* Task directions *
Locate each line in the records containing "关闭组中的其他面板". Copy it.

* Listing *
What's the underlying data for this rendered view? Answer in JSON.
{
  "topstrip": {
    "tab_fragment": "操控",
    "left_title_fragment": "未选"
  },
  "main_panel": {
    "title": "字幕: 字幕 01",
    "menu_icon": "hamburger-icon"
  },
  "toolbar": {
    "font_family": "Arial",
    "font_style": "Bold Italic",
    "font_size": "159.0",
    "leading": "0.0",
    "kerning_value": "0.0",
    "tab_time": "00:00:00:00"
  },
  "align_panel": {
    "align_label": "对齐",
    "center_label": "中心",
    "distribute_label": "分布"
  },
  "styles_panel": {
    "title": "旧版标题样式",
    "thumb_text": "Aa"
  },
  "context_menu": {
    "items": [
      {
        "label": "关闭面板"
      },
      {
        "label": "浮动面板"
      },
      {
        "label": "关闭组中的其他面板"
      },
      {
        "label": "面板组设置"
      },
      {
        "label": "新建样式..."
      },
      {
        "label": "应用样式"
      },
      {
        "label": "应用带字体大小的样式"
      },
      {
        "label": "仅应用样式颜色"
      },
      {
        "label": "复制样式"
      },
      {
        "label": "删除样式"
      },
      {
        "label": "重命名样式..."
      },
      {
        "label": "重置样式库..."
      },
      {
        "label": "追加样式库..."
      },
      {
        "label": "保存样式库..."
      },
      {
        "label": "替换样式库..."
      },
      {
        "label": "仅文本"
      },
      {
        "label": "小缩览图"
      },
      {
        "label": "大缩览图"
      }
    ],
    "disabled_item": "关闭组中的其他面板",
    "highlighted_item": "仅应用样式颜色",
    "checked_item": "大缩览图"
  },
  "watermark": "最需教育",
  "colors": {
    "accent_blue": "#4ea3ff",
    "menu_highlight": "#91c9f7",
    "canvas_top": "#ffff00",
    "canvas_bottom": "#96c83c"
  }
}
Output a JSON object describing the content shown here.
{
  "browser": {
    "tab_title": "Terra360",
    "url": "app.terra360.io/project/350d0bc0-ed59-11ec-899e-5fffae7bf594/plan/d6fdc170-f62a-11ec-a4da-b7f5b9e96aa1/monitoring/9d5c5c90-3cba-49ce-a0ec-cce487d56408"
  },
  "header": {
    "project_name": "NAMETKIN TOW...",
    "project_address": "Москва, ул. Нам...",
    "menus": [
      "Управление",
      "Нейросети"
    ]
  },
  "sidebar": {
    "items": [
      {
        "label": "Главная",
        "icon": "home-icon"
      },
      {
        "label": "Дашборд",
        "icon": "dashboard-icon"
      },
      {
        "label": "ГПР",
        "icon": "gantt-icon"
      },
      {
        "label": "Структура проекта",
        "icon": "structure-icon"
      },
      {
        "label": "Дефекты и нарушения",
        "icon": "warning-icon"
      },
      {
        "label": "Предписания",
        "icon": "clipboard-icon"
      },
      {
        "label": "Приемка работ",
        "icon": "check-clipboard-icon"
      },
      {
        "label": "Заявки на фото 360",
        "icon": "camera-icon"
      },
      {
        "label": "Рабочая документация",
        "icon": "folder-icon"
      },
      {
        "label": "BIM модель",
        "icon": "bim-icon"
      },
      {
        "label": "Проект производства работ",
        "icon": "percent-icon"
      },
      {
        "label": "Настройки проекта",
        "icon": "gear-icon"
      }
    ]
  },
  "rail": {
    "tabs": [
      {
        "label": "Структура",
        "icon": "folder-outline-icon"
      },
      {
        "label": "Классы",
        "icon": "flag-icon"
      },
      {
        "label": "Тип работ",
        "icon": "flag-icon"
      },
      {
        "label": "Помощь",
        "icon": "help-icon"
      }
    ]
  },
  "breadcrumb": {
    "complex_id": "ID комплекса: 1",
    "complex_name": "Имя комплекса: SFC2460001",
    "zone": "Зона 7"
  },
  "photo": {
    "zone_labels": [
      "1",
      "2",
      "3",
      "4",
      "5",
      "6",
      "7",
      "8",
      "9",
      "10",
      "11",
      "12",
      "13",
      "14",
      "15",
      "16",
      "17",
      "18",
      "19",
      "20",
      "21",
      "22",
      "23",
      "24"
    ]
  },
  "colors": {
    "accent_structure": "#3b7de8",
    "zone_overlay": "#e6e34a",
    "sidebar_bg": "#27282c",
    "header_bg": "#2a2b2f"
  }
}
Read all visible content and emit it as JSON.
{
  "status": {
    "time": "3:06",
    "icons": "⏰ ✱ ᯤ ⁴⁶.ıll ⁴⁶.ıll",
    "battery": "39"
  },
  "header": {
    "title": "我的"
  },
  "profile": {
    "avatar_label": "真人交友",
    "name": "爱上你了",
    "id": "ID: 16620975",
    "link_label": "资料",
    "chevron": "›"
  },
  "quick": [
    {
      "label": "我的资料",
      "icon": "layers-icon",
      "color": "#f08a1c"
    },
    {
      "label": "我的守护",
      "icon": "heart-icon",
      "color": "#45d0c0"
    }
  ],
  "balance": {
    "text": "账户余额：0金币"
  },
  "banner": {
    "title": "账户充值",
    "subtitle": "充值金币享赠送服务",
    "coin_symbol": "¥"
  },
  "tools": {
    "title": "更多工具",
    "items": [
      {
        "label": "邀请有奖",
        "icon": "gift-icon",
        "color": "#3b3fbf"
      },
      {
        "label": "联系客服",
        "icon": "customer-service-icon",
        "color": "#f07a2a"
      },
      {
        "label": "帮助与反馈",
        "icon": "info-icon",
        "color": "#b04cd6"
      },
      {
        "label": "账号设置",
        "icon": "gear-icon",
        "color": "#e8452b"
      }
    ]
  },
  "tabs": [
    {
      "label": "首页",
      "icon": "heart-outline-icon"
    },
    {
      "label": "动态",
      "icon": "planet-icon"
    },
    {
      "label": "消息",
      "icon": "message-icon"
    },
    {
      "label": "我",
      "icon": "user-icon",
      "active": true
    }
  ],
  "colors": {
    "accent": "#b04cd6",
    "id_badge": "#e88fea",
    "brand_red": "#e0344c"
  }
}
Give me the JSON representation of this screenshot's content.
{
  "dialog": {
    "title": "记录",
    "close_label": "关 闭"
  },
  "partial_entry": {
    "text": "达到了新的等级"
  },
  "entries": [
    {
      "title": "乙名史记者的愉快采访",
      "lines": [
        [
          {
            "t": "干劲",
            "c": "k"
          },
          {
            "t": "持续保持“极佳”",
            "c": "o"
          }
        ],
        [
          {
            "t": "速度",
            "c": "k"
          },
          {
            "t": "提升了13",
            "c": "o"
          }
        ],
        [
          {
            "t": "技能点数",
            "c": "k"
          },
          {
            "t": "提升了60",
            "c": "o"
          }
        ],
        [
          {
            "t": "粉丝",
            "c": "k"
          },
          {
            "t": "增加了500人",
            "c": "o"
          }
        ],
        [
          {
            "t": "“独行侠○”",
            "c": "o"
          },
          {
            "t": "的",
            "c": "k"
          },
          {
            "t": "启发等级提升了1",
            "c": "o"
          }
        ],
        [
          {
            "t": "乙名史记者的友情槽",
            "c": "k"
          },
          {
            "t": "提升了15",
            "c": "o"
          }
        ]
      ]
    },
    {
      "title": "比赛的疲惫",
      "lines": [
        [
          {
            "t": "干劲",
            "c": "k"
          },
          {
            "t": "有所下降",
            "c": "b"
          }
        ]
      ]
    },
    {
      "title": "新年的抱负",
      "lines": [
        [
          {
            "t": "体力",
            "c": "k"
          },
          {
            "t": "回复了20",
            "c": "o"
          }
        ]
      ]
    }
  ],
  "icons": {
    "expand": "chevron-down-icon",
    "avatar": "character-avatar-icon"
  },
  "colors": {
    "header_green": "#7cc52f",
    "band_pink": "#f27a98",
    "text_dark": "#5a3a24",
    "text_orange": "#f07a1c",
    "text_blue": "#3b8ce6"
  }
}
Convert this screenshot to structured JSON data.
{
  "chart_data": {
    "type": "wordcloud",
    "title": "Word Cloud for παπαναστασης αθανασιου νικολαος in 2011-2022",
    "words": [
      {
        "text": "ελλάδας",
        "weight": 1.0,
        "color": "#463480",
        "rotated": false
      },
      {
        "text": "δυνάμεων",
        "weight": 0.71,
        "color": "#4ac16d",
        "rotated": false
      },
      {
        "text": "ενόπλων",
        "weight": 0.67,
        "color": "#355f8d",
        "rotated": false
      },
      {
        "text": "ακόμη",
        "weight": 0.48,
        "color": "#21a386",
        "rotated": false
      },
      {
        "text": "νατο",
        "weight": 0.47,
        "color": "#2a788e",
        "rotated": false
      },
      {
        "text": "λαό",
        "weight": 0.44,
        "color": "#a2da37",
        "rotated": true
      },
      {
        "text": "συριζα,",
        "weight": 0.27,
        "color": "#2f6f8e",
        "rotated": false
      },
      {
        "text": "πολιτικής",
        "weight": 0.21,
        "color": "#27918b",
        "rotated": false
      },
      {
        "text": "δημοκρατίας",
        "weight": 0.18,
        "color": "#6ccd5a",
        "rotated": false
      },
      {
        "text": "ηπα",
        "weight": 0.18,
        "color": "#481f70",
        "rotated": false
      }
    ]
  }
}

* Problem solution *
        "label": "关闭组中的其他面板"
    "disabled_item": "关闭组中的其他面板",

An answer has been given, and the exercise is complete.